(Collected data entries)
=======
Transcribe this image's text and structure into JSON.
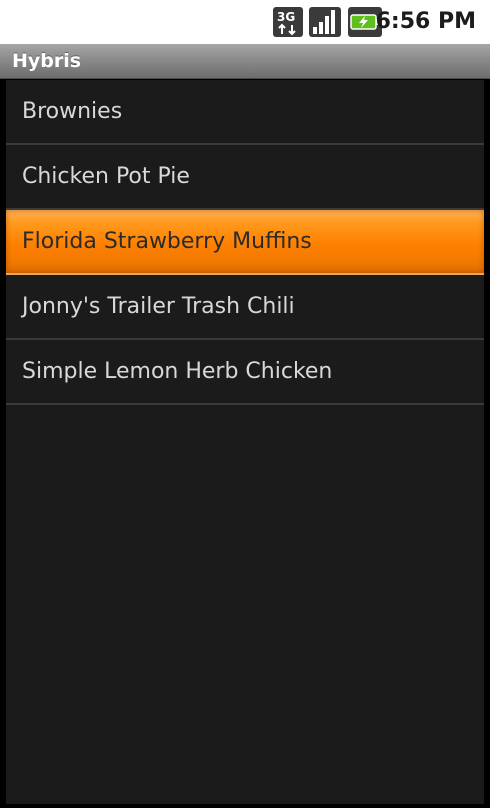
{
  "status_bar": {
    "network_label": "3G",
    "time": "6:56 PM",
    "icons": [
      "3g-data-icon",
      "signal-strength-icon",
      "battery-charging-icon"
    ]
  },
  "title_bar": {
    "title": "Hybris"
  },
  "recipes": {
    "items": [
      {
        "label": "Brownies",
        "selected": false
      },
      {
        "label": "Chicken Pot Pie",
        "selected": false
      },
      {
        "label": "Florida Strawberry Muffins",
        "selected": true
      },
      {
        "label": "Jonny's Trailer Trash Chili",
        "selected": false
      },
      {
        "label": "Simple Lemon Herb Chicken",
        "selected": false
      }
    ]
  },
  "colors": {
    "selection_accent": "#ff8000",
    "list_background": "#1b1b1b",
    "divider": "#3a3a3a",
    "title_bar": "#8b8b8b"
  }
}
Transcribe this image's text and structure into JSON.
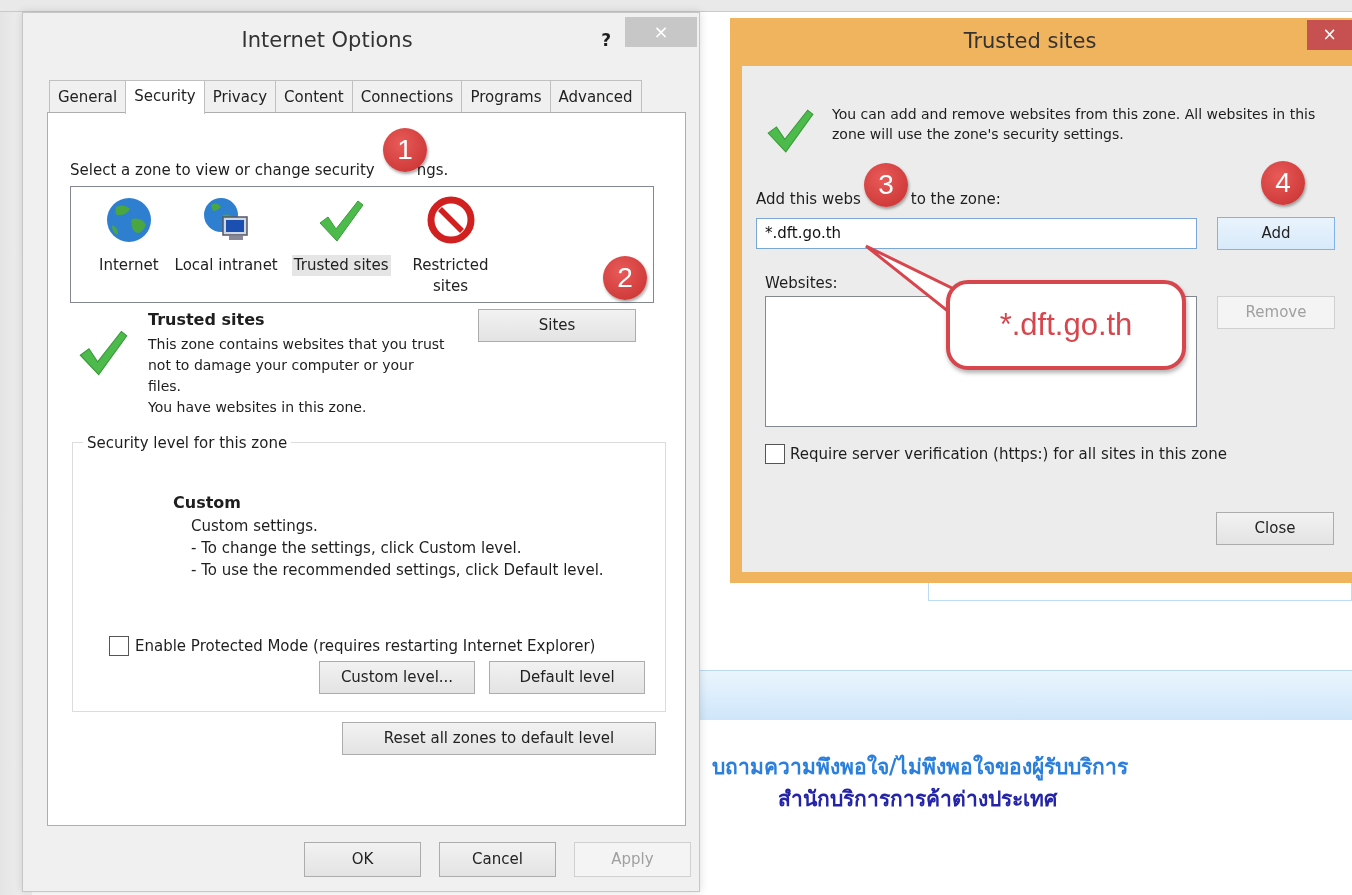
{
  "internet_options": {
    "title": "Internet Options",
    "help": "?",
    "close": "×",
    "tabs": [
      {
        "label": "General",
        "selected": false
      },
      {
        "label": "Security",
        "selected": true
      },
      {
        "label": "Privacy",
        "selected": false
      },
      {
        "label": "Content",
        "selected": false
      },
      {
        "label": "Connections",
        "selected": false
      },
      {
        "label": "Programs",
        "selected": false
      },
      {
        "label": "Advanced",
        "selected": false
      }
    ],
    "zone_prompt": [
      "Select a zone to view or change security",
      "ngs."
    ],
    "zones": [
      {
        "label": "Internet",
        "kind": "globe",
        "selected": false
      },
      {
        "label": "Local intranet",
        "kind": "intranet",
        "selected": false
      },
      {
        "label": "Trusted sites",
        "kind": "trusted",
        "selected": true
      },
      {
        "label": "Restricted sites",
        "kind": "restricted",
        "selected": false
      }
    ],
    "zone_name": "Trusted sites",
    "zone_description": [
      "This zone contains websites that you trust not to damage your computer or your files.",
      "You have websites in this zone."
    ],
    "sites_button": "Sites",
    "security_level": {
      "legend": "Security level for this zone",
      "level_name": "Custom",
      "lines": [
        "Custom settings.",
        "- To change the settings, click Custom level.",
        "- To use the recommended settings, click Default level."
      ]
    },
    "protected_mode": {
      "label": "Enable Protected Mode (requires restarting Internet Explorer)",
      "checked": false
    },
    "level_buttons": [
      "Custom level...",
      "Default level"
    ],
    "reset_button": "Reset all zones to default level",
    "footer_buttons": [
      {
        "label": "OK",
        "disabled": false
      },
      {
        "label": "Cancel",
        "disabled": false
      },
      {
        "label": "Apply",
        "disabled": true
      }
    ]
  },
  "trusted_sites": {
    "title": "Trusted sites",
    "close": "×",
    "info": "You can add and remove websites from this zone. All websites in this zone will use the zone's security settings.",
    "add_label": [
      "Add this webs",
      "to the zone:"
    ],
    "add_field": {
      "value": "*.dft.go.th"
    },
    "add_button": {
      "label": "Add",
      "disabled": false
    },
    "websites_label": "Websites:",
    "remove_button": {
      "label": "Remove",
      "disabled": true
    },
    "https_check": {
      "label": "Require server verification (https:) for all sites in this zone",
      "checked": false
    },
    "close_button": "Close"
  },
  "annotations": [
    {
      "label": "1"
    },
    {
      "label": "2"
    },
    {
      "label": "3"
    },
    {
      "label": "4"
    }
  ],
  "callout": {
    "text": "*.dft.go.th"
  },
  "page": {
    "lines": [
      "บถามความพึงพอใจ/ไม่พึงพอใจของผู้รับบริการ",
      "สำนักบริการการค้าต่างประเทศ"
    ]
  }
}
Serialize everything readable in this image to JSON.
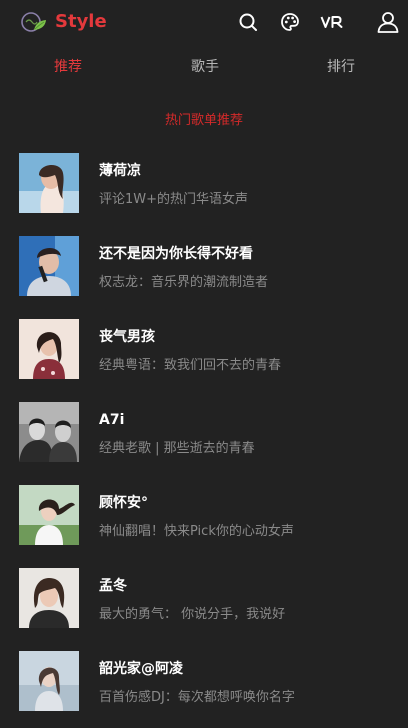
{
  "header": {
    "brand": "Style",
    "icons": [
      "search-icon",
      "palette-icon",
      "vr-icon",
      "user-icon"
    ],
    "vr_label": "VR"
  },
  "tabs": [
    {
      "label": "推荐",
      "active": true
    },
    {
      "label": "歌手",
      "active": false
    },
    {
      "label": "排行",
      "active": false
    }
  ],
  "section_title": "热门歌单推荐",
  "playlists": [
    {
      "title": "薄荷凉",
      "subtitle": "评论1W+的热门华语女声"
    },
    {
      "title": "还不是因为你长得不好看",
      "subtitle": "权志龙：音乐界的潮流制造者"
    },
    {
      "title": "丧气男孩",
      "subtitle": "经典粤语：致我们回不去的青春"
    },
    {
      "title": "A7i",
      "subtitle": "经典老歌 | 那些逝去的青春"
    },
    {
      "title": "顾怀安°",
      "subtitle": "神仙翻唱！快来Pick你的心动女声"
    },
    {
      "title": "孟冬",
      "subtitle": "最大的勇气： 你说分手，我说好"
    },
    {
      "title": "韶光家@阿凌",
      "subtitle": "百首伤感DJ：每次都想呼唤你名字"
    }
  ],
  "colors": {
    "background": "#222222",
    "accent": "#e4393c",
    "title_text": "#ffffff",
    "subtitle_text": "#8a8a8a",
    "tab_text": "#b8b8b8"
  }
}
=======
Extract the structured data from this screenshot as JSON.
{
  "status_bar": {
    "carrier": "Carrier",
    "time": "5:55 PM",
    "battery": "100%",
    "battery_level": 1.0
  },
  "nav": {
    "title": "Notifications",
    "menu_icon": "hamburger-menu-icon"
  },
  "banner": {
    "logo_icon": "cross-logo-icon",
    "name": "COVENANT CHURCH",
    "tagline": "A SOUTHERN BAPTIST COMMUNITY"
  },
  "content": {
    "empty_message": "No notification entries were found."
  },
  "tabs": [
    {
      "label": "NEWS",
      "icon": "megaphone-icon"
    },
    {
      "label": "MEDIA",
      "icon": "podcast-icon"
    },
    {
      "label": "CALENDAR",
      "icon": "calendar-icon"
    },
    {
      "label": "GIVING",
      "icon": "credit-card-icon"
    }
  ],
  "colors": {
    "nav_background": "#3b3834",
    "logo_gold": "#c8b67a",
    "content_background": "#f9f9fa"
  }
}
=======
Only the number is wanted: how many lines in the data include the word "from"?

Solution for this problem
2